**What you should do**
The records that follow need to be output exactly as they are.

**Material for this task**
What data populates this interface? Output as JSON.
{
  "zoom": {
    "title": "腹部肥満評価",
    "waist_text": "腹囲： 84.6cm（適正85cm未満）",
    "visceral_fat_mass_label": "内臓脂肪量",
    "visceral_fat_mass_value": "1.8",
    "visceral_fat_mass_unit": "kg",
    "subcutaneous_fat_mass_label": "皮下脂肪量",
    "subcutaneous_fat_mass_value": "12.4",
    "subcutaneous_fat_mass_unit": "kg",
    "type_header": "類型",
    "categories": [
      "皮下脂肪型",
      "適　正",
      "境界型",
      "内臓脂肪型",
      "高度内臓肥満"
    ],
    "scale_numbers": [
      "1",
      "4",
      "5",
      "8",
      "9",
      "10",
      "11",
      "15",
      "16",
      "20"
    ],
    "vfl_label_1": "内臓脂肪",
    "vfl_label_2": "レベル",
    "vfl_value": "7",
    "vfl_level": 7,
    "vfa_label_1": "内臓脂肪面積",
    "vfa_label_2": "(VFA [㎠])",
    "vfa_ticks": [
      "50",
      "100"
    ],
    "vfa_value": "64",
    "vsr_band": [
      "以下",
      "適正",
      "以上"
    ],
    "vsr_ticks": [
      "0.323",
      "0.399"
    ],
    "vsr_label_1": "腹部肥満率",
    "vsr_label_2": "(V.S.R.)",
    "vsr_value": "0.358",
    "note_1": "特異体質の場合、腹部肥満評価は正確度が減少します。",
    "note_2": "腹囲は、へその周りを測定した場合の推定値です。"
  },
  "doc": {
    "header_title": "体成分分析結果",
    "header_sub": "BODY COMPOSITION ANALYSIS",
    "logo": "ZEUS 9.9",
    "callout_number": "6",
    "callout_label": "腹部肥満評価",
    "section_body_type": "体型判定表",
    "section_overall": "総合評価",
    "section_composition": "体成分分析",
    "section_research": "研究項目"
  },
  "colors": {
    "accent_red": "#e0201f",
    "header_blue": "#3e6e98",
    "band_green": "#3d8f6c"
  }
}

**Task answer**
What data populates this interface? Output as JSON.
{
  "zoom": {
    "title": "腹部肥満評価",
    "waist_text": "腹囲： 84.6cm（適正85cm未満）",
    "visceral_fat_mass_label": "内臓脂肪量",
    "visceral_fat_mass_value": "1.8",
    "visceral_fat_mass_unit": "kg",
    "subcutaneous_fat_mass_label": "皮下脂肪量",
    "subcutaneous_fat_mass_value": "12.4",
    "subcutaneous_fat_mass_unit": "kg",
    "type_header": "類型",
    "categories": [
      "皮下脂肪型",
      "適　正",
      "境界型",
      "内臓脂肪型",
      "高度内臓肥満"
    ],
    "scale_numbers": [
      "1",
      "4",
      "5",
      "8",
      "9",
      "10",
      "11",
      "15",
      "16",
      "20"
    ],
    "vfl_label_1": "内臓脂肪",
    "vfl_label_2": "レベル",
    "vfl_value": "7",
    "vfl_level": 7,
    "vfa_label_1": "内臓脂肪面積",
    "vfa_label_2": "(VFA [㎠])",
    "vfa_ticks": [
      "50",
      "100"
    ],
    "vfa_value": "64",
    "vsr_band": [
      "以下",
      "適正",
      "以上"
    ],
    "vsr_ticks": [
      "0.323",
      "0.399"
    ],
    "vsr_label_1": "腹部肥満率",
    "vsr_label_2": "(V.S.R.)",
    "vsr_value": "0.358",
    "note_1": "特異体質の場合、腹部肥満評価は正確度が減少します。",
    "note_2": "腹囲は、へその周りを測定した場合の推定値です。"
  },
  "doc": {
    "header_title": "体成分分析結果",
    "header_sub": "BODY COMPOSITION ANALYSIS",
    "logo": "ZEUS 9.9",
    "callout_number": "6",
    "callout_label": "腹部肥満評価",
    "section_body_type": "体型判定表",
    "section_overall": "総合評価",
    "section_composition": "体成分分析",
    "section_research": "研究項目"
  },
  "colors": {
    "accent_red": "#e0201f",
    "header_blue": "#3e6e98",
    "band_green": "#3d8f6c"
  }
}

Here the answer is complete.